Collection entries
start

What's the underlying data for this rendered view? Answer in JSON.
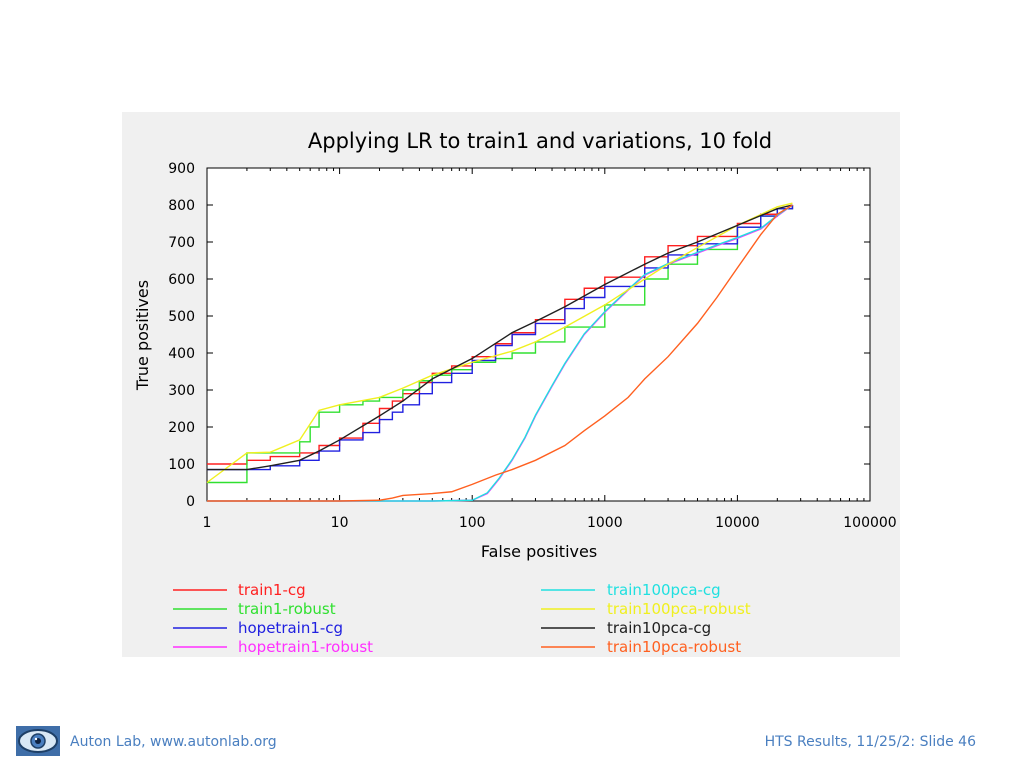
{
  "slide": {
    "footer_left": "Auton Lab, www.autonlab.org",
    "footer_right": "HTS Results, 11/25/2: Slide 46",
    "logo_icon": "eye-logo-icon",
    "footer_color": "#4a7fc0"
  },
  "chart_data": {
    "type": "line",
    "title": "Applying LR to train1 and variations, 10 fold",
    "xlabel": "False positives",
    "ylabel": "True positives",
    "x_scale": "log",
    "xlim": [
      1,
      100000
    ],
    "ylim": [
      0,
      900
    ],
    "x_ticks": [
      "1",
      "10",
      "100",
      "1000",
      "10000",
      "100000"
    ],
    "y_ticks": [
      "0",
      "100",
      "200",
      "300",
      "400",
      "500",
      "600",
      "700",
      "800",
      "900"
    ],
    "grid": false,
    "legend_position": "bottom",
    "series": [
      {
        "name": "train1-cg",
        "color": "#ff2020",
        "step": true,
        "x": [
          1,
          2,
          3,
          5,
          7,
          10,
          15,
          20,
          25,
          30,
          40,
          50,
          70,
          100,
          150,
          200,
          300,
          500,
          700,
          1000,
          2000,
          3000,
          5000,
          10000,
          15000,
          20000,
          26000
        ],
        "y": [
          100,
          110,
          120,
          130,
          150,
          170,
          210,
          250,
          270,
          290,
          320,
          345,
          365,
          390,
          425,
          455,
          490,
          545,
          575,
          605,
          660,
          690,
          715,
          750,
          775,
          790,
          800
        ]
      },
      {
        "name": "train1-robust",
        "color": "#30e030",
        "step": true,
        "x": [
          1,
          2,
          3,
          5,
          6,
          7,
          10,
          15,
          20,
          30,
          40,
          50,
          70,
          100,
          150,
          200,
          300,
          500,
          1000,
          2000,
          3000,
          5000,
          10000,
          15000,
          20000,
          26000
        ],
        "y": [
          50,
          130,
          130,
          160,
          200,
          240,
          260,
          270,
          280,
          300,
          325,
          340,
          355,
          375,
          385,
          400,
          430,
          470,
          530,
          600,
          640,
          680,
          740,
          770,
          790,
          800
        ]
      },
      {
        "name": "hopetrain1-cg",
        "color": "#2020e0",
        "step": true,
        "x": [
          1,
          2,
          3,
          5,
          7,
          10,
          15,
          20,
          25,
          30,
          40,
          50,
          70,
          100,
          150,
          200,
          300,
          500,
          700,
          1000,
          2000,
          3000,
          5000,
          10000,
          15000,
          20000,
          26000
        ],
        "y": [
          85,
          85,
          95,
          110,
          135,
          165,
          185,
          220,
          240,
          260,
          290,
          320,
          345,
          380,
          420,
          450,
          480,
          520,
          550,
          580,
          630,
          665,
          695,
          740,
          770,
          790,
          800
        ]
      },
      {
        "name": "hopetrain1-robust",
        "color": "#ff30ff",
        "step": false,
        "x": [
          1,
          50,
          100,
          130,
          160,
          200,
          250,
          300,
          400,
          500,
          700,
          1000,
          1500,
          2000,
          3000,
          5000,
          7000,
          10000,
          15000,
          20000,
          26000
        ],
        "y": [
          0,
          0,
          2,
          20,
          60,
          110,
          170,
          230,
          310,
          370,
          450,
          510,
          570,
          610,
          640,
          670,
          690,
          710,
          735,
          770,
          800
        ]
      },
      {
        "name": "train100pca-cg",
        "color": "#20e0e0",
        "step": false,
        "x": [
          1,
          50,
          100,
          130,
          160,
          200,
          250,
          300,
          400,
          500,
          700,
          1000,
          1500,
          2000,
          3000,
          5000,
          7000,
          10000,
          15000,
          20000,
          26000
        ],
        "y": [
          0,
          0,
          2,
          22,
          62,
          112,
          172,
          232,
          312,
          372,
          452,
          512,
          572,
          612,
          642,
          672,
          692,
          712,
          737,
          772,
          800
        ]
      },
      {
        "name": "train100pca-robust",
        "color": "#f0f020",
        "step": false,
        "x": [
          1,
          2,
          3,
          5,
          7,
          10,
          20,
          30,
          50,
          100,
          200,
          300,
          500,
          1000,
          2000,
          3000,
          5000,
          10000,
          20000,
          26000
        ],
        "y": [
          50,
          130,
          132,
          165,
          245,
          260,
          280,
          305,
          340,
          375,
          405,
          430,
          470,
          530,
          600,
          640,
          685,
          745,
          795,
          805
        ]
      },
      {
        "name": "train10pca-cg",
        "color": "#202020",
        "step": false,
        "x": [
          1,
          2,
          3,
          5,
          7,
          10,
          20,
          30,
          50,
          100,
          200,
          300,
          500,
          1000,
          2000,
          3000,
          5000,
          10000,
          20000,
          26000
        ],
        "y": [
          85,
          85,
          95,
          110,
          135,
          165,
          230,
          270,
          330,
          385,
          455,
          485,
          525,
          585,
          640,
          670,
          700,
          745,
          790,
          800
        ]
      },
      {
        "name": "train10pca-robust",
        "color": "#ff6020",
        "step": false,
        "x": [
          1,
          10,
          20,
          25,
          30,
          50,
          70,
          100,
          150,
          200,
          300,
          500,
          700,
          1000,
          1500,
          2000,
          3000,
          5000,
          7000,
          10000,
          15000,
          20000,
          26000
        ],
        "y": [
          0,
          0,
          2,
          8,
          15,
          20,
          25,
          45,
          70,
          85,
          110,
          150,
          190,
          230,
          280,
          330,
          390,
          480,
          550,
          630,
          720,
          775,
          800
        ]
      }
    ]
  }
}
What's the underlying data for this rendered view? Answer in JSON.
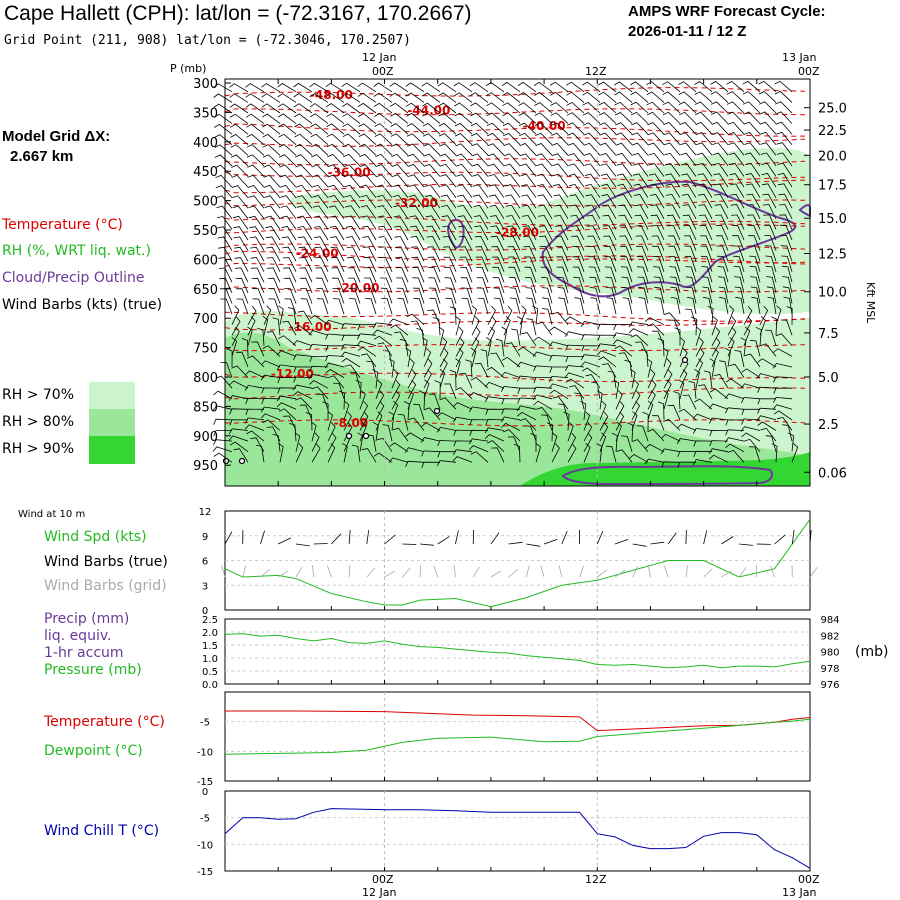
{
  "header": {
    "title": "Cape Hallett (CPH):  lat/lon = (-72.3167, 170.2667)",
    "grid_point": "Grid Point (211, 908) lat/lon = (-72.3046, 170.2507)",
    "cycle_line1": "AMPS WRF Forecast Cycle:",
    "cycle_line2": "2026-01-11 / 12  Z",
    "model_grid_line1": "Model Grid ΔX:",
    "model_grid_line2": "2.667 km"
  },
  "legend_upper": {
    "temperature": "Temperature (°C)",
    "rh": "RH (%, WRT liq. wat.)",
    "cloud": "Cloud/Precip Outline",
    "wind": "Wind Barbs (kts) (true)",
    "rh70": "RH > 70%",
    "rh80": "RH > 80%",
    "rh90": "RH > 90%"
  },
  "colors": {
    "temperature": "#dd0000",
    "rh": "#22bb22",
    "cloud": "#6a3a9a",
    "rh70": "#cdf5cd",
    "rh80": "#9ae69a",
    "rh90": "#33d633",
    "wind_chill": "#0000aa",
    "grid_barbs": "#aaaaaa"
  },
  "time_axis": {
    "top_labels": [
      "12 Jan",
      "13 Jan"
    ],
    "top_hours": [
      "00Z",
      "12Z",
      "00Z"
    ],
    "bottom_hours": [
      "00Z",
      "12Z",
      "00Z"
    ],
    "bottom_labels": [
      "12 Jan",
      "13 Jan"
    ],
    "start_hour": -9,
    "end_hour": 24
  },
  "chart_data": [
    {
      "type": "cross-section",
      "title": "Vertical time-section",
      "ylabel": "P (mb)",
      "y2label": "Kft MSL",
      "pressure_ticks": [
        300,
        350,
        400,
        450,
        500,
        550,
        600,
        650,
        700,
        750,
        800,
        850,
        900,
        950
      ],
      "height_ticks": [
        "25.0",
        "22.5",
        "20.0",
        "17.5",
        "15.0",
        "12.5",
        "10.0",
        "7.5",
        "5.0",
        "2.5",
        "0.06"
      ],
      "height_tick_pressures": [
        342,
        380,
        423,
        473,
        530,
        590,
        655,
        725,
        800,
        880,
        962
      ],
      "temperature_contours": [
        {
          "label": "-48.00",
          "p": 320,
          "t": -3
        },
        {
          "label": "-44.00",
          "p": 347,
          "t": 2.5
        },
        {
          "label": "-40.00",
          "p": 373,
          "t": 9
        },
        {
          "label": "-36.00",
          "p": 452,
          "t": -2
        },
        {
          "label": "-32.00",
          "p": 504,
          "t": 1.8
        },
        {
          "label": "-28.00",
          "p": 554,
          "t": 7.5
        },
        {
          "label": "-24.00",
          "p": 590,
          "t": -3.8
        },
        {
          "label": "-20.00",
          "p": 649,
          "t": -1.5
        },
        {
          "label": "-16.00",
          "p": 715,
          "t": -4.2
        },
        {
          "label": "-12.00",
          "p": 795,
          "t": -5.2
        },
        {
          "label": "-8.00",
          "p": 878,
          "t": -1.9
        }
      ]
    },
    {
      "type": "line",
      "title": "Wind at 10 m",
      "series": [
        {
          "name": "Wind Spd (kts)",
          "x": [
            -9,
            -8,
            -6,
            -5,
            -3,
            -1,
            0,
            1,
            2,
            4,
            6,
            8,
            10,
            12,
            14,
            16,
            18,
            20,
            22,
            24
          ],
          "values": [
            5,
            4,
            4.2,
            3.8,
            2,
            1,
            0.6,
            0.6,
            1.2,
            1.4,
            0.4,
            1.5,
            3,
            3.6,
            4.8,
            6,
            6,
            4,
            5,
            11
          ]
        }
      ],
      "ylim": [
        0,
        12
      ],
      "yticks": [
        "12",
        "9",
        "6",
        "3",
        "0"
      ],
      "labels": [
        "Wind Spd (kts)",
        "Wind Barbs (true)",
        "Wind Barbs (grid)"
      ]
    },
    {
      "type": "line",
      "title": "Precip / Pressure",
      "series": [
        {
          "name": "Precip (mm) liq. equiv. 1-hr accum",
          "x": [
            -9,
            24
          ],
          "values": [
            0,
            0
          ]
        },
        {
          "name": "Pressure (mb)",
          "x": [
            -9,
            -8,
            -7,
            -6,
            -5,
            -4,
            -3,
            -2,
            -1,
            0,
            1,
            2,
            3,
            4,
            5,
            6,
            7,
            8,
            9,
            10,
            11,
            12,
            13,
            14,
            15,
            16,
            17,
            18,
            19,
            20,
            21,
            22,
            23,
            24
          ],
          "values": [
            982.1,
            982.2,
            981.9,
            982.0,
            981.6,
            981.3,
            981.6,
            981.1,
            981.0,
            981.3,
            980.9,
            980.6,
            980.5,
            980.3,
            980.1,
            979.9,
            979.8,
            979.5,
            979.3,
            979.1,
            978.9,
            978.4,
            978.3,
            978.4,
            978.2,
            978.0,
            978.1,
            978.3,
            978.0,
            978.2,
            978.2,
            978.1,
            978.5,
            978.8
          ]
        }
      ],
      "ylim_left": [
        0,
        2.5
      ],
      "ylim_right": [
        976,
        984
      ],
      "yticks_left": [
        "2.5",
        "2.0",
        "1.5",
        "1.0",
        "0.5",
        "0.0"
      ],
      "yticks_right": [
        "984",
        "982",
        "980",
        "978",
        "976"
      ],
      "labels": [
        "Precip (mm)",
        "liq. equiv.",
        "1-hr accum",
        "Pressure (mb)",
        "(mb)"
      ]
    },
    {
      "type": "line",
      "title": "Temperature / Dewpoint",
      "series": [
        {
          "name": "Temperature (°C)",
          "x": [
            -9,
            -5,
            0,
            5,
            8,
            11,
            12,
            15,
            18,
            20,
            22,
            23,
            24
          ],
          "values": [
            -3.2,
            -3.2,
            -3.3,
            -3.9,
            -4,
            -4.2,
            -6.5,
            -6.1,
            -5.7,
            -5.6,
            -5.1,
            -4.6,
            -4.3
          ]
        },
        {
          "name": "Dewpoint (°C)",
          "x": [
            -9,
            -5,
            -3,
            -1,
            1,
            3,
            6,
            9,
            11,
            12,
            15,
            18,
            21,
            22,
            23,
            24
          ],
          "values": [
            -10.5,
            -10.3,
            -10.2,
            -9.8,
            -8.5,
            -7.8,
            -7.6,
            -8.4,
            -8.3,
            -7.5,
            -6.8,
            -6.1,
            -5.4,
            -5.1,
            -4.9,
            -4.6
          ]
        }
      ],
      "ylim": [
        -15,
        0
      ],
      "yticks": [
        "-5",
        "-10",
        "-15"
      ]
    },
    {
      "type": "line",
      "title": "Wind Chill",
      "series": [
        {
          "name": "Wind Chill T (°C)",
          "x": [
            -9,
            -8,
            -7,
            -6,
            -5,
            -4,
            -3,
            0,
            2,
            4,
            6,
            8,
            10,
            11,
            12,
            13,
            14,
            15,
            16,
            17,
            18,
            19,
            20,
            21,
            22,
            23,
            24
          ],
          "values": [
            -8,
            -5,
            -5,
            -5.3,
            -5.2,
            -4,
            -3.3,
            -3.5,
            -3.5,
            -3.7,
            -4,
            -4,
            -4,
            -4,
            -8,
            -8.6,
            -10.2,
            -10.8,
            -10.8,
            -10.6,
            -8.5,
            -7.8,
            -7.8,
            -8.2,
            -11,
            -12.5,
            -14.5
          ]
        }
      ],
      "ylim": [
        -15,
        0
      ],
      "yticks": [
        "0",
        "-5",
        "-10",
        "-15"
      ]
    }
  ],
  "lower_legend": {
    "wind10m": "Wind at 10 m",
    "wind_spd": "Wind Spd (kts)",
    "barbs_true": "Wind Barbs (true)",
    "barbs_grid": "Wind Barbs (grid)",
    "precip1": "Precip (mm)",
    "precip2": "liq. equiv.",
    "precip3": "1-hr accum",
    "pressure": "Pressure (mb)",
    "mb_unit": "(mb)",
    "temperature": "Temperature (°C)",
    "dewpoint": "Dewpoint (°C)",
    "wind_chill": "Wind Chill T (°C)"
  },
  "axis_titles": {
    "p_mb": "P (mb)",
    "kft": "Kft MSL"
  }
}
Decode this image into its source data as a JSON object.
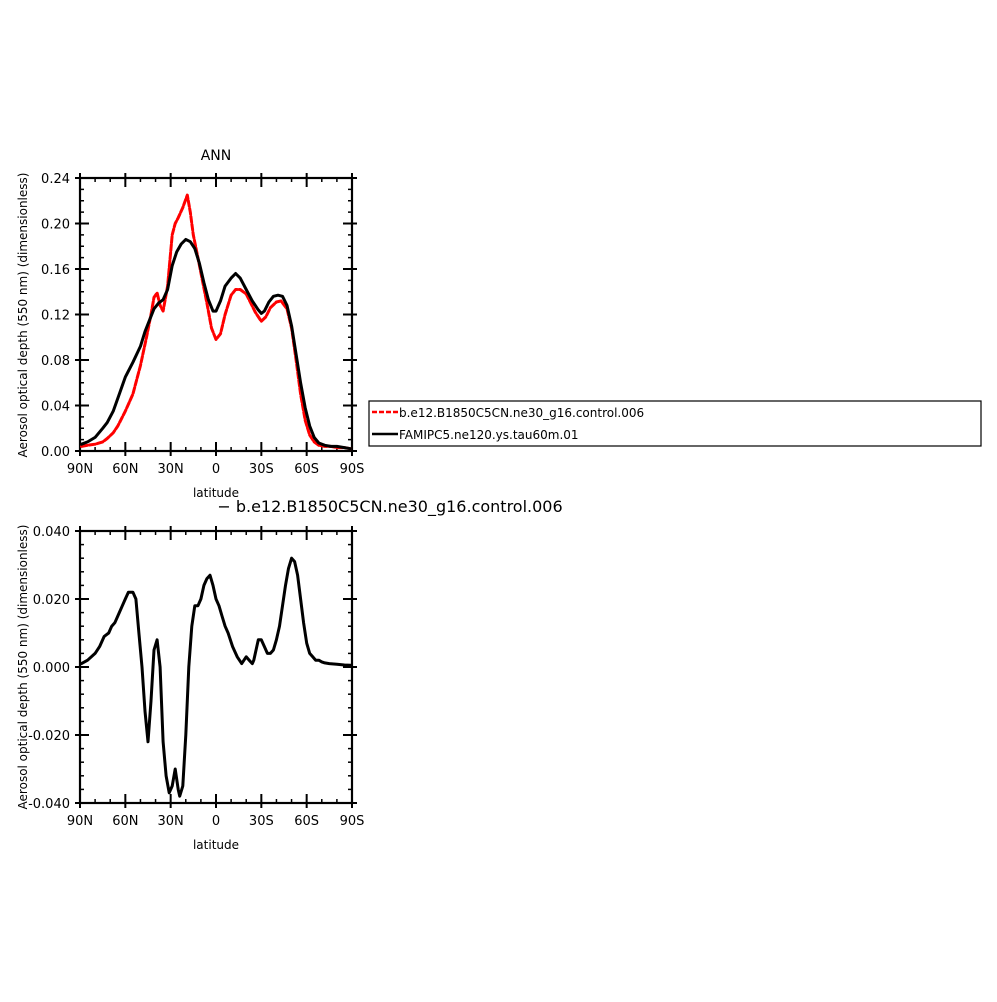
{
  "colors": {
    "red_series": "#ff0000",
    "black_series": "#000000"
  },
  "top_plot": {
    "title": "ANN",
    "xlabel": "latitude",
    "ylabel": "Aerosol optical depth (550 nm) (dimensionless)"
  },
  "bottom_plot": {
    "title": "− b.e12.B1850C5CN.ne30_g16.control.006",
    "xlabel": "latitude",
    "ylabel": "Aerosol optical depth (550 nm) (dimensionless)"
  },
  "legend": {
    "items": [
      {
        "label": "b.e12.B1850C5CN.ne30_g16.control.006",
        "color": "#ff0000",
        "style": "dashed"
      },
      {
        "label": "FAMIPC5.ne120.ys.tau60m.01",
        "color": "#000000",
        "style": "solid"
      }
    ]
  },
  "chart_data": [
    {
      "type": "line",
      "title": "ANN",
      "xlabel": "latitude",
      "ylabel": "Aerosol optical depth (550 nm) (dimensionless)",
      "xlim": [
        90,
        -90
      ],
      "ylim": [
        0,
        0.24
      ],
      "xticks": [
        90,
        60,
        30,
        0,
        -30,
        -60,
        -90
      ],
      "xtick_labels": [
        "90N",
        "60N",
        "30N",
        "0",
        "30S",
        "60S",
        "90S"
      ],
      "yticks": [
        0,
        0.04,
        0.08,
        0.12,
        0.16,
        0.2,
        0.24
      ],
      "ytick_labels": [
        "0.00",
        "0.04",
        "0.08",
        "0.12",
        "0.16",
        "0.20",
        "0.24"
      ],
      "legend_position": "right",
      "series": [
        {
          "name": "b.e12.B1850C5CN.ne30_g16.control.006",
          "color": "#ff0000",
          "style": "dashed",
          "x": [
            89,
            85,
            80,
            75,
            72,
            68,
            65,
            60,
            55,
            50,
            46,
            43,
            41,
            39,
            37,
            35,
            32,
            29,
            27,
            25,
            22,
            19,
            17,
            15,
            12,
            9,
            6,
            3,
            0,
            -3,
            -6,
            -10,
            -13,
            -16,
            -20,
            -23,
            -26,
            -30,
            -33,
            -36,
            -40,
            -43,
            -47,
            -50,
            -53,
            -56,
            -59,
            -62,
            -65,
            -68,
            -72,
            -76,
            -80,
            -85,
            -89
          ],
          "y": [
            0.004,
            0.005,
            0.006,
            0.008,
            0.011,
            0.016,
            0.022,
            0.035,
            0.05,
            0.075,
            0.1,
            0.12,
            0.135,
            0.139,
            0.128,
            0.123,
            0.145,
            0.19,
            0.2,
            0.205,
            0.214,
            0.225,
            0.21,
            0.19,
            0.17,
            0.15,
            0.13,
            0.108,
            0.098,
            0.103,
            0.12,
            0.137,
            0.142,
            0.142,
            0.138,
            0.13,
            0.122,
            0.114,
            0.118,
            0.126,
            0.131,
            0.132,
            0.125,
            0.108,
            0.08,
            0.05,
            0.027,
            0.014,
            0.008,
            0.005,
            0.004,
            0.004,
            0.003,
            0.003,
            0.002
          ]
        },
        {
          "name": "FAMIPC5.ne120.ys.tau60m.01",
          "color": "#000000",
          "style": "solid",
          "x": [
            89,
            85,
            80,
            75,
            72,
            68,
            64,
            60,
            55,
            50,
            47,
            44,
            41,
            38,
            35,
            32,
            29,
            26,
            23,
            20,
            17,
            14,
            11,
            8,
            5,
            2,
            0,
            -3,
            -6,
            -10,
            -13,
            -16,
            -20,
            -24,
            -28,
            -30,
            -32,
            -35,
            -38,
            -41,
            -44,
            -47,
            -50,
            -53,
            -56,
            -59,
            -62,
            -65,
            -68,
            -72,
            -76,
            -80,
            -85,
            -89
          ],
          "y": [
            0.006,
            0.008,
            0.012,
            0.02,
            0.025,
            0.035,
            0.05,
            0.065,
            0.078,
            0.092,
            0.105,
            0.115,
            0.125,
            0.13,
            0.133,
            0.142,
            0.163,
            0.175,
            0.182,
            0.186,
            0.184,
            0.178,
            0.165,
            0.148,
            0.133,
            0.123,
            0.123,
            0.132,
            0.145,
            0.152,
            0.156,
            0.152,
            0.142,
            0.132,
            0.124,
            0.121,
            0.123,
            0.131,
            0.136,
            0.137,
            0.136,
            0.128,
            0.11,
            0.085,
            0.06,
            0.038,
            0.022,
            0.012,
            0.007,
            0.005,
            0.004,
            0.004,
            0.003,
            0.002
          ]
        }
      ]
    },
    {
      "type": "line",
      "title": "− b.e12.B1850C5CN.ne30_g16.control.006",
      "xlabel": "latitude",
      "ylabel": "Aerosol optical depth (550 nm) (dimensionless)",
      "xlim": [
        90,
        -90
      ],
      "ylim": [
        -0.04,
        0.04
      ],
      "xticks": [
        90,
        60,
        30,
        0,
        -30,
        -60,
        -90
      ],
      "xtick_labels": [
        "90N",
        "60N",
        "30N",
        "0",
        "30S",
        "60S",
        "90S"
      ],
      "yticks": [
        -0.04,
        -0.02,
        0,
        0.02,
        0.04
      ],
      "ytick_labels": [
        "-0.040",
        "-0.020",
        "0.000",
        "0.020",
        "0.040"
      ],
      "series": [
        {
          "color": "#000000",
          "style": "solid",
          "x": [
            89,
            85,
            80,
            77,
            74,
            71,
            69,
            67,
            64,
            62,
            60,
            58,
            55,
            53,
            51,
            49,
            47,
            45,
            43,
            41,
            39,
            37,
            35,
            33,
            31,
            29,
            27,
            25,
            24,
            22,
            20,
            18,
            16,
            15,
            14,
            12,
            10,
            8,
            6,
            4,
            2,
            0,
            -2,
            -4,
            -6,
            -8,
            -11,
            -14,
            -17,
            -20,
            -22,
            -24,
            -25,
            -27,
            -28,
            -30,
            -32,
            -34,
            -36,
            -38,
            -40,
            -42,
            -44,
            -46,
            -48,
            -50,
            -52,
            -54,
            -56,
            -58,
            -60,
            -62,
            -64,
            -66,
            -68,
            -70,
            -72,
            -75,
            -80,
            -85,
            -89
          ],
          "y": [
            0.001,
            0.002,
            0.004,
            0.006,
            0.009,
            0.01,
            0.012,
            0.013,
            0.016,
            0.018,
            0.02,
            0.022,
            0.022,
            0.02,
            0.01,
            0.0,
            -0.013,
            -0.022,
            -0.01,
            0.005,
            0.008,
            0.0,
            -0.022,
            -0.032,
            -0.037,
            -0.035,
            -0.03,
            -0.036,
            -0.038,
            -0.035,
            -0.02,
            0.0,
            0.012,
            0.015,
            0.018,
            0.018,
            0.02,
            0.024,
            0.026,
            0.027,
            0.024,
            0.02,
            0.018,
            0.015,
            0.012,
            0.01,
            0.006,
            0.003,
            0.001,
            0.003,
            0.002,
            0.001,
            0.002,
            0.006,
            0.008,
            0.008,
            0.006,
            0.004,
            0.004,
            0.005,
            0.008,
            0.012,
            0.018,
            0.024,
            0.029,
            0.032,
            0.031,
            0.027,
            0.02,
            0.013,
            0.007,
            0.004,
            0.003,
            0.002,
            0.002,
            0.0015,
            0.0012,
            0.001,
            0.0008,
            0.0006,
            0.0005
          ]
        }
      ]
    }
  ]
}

end

§ The exercise:
From the records above, pull out every line containing the word "positives".

§ The answer:
    "xlabel": "False positives",
    "ylabel": "True positives",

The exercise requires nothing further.